## Goal:
Show every line in the records below that contains the word "glyph".

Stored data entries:
►

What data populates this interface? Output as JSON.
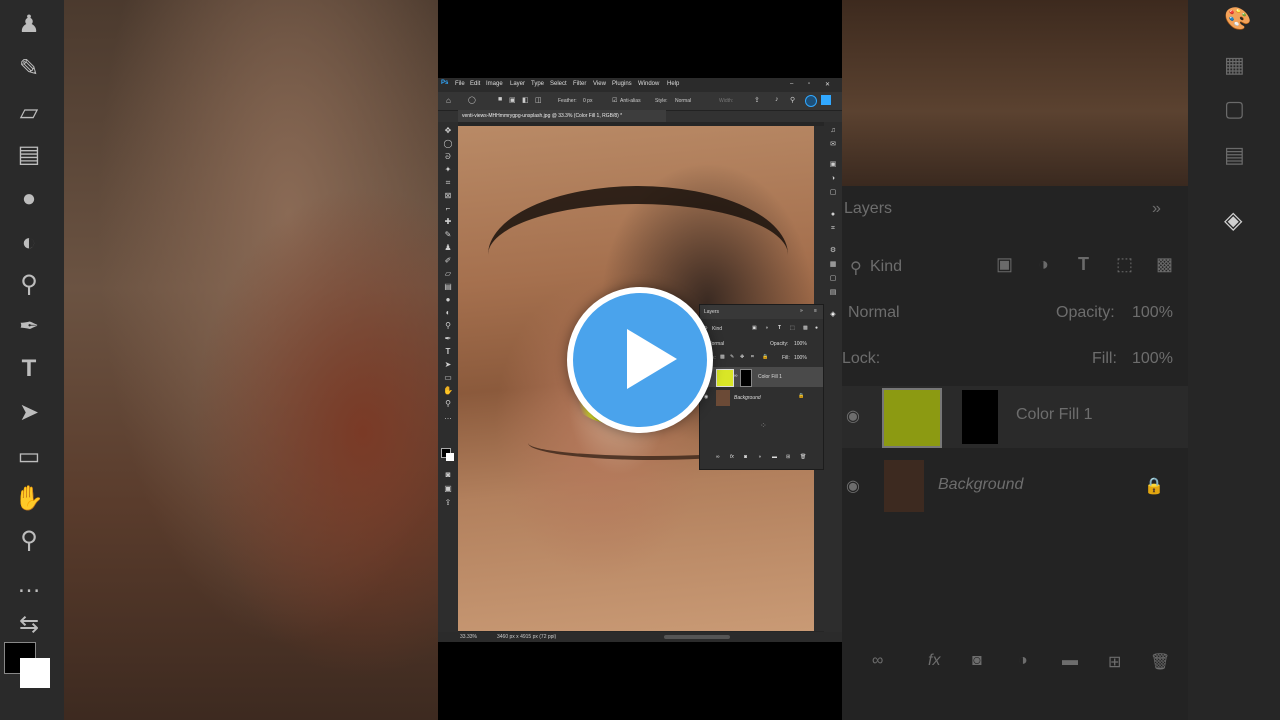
{
  "menu": [
    "File",
    "Edit",
    "Image",
    "Layer",
    "Type",
    "Select",
    "Filter",
    "View",
    "Plugins",
    "Window",
    "Help"
  ],
  "options": {
    "feather_label": "Feather:",
    "feather_value": "0 px",
    "antialias_label": "Anti-alias",
    "style_label": "Style:",
    "style_value": "Normal",
    "width_label": "Width:"
  },
  "document_tab": "venti-views-MHHmmrygpg-unsplash.jpg @ 33.3% (Color Fill 1, RGB/8) *",
  "status": {
    "zoom": "33.33%",
    "doc_info": "3460 px x 4915 px (72 ppi)"
  },
  "layers_panel": {
    "title": "Layers",
    "kind": "Kind",
    "blend_mode": "Normal",
    "opacity_label": "Opacity:",
    "opacity_value": "100%",
    "lock_label": "Lock:",
    "fill_label": "Fill:",
    "fill_value": "100%",
    "layers": [
      {
        "name": "Color Fill 1"
      },
      {
        "name": "Background"
      }
    ]
  },
  "big_layers": {
    "title": "Layers",
    "kind": "Kind",
    "blend_mode": "Normal",
    "opacity_label": "Opacity:",
    "opacity_value": "100%",
    "lock_label": "Lock:",
    "fill_label": "Fill:",
    "fill_value": "100%",
    "layer1": "Color Fill 1",
    "layer2": "Background"
  },
  "colors": {
    "fill_swatch": "#d9e627",
    "big_fill_swatch": "#8c9a12",
    "play": "#4aa3ec"
  }
}
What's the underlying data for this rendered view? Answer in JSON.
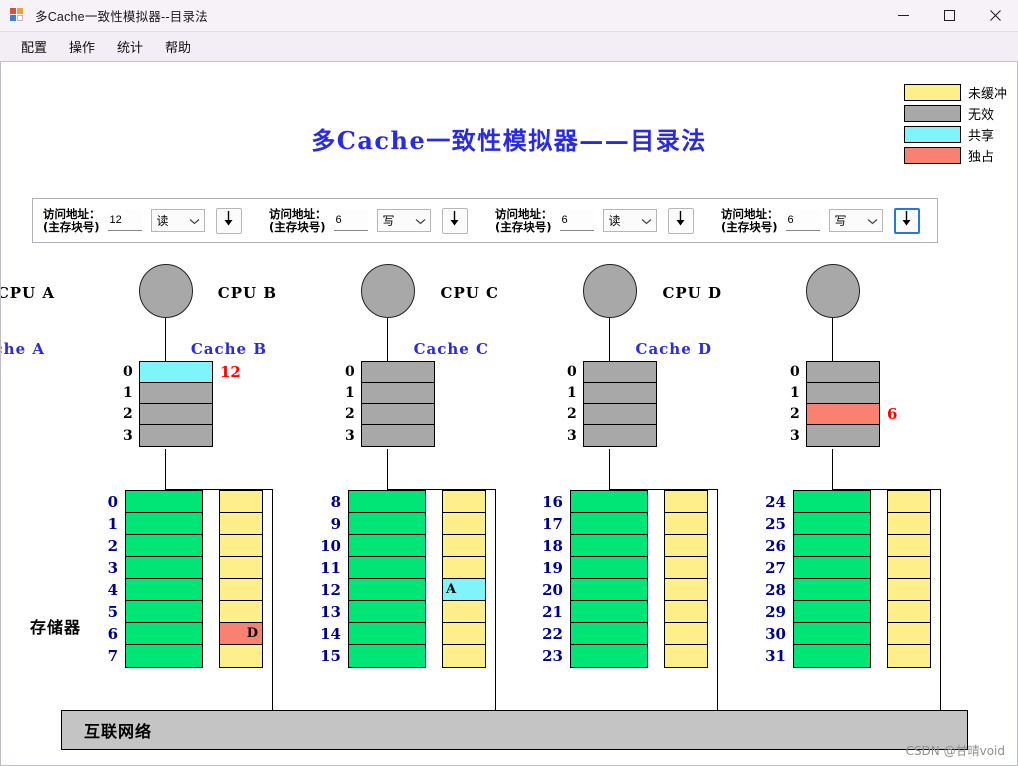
{
  "window": {
    "title": "多Cache一致性模拟器--目录法",
    "icon": "app-icon",
    "controls": [
      {
        "name": "minimize",
        "glyph": "minimize-icon"
      },
      {
        "name": "maximize",
        "glyph": "maximize-icon"
      },
      {
        "name": "close",
        "glyph": "close-icon"
      }
    ]
  },
  "menubar": {
    "items": [
      {
        "label": "配置"
      },
      {
        "label": "操作"
      },
      {
        "label": "统计"
      },
      {
        "label": "帮助"
      }
    ]
  },
  "legend": {
    "items": [
      {
        "label": "未缓冲",
        "color": "#ffef8a"
      },
      {
        "label": "无效",
        "color": "#a8a8a8"
      },
      {
        "label": "共享",
        "color": "#7ff4fb"
      },
      {
        "label": "独占",
        "color": "#fa8072"
      }
    ]
  },
  "page_title": "多Cache一致性模拟器——目录法",
  "controls": {
    "panels": [
      {
        "label_line1": "访问地址：",
        "label_line2": "(主存块号)",
        "address": "12",
        "op": "读",
        "op_options": [
          "读",
          "写"
        ],
        "button_icon": "down-arrow-icon",
        "focused": false
      },
      {
        "label_line1": "访问地址：",
        "label_line2": "(主存块号)",
        "address": "6",
        "op": "写",
        "op_options": [
          "读",
          "写"
        ],
        "button_icon": "down-arrow-icon",
        "focused": false
      },
      {
        "label_line1": "访问地址：",
        "label_line2": "(主存块号)",
        "address": "6",
        "op": "读",
        "op_options": [
          "读",
          "写"
        ],
        "button_icon": "down-arrow-icon",
        "focused": false
      },
      {
        "label_line1": "访问地址：",
        "label_line2": "(主存块号)",
        "address": "6",
        "op": "写",
        "op_options": [
          "读",
          "写"
        ],
        "button_icon": "down-arrow-icon",
        "focused": true
      }
    ]
  },
  "nodes": [
    {
      "cpu_label": "CPU A",
      "cache_label": "Cache A",
      "cache_lines": [
        {
          "index": "0",
          "state": "shared",
          "color": "#7ff4fb",
          "tag": "12"
        },
        {
          "index": "1",
          "state": "invalid",
          "color": "#a8a8a8",
          "tag": ""
        },
        {
          "index": "2",
          "state": "invalid",
          "color": "#a8a8a8",
          "tag": ""
        },
        {
          "index": "3",
          "state": "invalid",
          "color": "#a8a8a8",
          "tag": ""
        }
      ]
    },
    {
      "cpu_label": "CPU B",
      "cache_label": "Cache B",
      "cache_lines": [
        {
          "index": "0",
          "state": "invalid",
          "color": "#a8a8a8",
          "tag": ""
        },
        {
          "index": "1",
          "state": "invalid",
          "color": "#a8a8a8",
          "tag": ""
        },
        {
          "index": "2",
          "state": "invalid",
          "color": "#a8a8a8",
          "tag": ""
        },
        {
          "index": "3",
          "state": "invalid",
          "color": "#a8a8a8",
          "tag": ""
        }
      ]
    },
    {
      "cpu_label": "CPU C",
      "cache_label": "Cache C",
      "cache_lines": [
        {
          "index": "0",
          "state": "invalid",
          "color": "#a8a8a8",
          "tag": ""
        },
        {
          "index": "1",
          "state": "invalid",
          "color": "#a8a8a8",
          "tag": ""
        },
        {
          "index": "2",
          "state": "invalid",
          "color": "#a8a8a8",
          "tag": ""
        },
        {
          "index": "3",
          "state": "invalid",
          "color": "#a8a8a8",
          "tag": ""
        }
      ]
    },
    {
      "cpu_label": "CPU D",
      "cache_label": "Cache D",
      "cache_lines": [
        {
          "index": "0",
          "state": "invalid",
          "color": "#a8a8a8",
          "tag": ""
        },
        {
          "index": "1",
          "state": "invalid",
          "color": "#a8a8a8",
          "tag": ""
        },
        {
          "index": "2",
          "state": "exclusive",
          "color": "#fa8072",
          "tag": "6"
        },
        {
          "index": "3",
          "state": "invalid",
          "color": "#a8a8a8",
          "tag": ""
        }
      ]
    }
  ],
  "memory": {
    "label": "存储器",
    "block_color": "#00e676",
    "banks": [
      {
        "rows": [
          {
            "index": "0",
            "dir_color": "#ffef8a",
            "owner": "",
            "align": "owner-right"
          },
          {
            "index": "1",
            "dir_color": "#ffef8a",
            "owner": "",
            "align": "owner-right"
          },
          {
            "index": "2",
            "dir_color": "#ffef8a",
            "owner": "",
            "align": "owner-right"
          },
          {
            "index": "3",
            "dir_color": "#ffef8a",
            "owner": "",
            "align": "owner-right"
          },
          {
            "index": "4",
            "dir_color": "#ffef8a",
            "owner": "",
            "align": "owner-right"
          },
          {
            "index": "5",
            "dir_color": "#ffef8a",
            "owner": "",
            "align": "owner-right"
          },
          {
            "index": "6",
            "dir_color": "#fa8072",
            "owner": "D",
            "align": "owner-right"
          },
          {
            "index": "7",
            "dir_color": "#ffef8a",
            "owner": "",
            "align": "owner-right"
          }
        ]
      },
      {
        "rows": [
          {
            "index": "8",
            "dir_color": "#ffef8a",
            "owner": "",
            "align": "owner-left"
          },
          {
            "index": "9",
            "dir_color": "#ffef8a",
            "owner": "",
            "align": "owner-left"
          },
          {
            "index": "10",
            "dir_color": "#ffef8a",
            "owner": "",
            "align": "owner-left"
          },
          {
            "index": "11",
            "dir_color": "#ffef8a",
            "owner": "",
            "align": "owner-left"
          },
          {
            "index": "12",
            "dir_color": "#7ff4fb",
            "owner": "A",
            "align": "owner-left"
          },
          {
            "index": "13",
            "dir_color": "#ffef8a",
            "owner": "",
            "align": "owner-left"
          },
          {
            "index": "14",
            "dir_color": "#ffef8a",
            "owner": "",
            "align": "owner-left"
          },
          {
            "index": "15",
            "dir_color": "#ffef8a",
            "owner": "",
            "align": "owner-left"
          }
        ]
      },
      {
        "rows": [
          {
            "index": "16",
            "dir_color": "#ffef8a",
            "owner": "",
            "align": "owner-left"
          },
          {
            "index": "17",
            "dir_color": "#ffef8a",
            "owner": "",
            "align": "owner-left"
          },
          {
            "index": "18",
            "dir_color": "#ffef8a",
            "owner": "",
            "align": "owner-left"
          },
          {
            "index": "19",
            "dir_color": "#ffef8a",
            "owner": "",
            "align": "owner-left"
          },
          {
            "index": "20",
            "dir_color": "#ffef8a",
            "owner": "",
            "align": "owner-left"
          },
          {
            "index": "21",
            "dir_color": "#ffef8a",
            "owner": "",
            "align": "owner-left"
          },
          {
            "index": "22",
            "dir_color": "#ffef8a",
            "owner": "",
            "align": "owner-left"
          },
          {
            "index": "23",
            "dir_color": "#ffef8a",
            "owner": "",
            "align": "owner-left"
          }
        ]
      },
      {
        "rows": [
          {
            "index": "24",
            "dir_color": "#ffef8a",
            "owner": "",
            "align": "owner-left"
          },
          {
            "index": "25",
            "dir_color": "#ffef8a",
            "owner": "",
            "align": "owner-left"
          },
          {
            "index": "26",
            "dir_color": "#ffef8a",
            "owner": "",
            "align": "owner-left"
          },
          {
            "index": "27",
            "dir_color": "#ffef8a",
            "owner": "",
            "align": "owner-left"
          },
          {
            "index": "28",
            "dir_color": "#ffef8a",
            "owner": "",
            "align": "owner-left"
          },
          {
            "index": "29",
            "dir_color": "#ffef8a",
            "owner": "",
            "align": "owner-left"
          },
          {
            "index": "30",
            "dir_color": "#ffef8a",
            "owner": "",
            "align": "owner-left"
          },
          {
            "index": "31",
            "dir_color": "#ffef8a",
            "owner": "",
            "align": "owner-left"
          }
        ]
      }
    ]
  },
  "network": {
    "label": "互联网络"
  },
  "watermark": "CSDN @甘晴void"
}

◄

## Written response:
        "glyph": "minimize-icon"
        "glyph": "maximize-icon"
        "glyph": "close-icon"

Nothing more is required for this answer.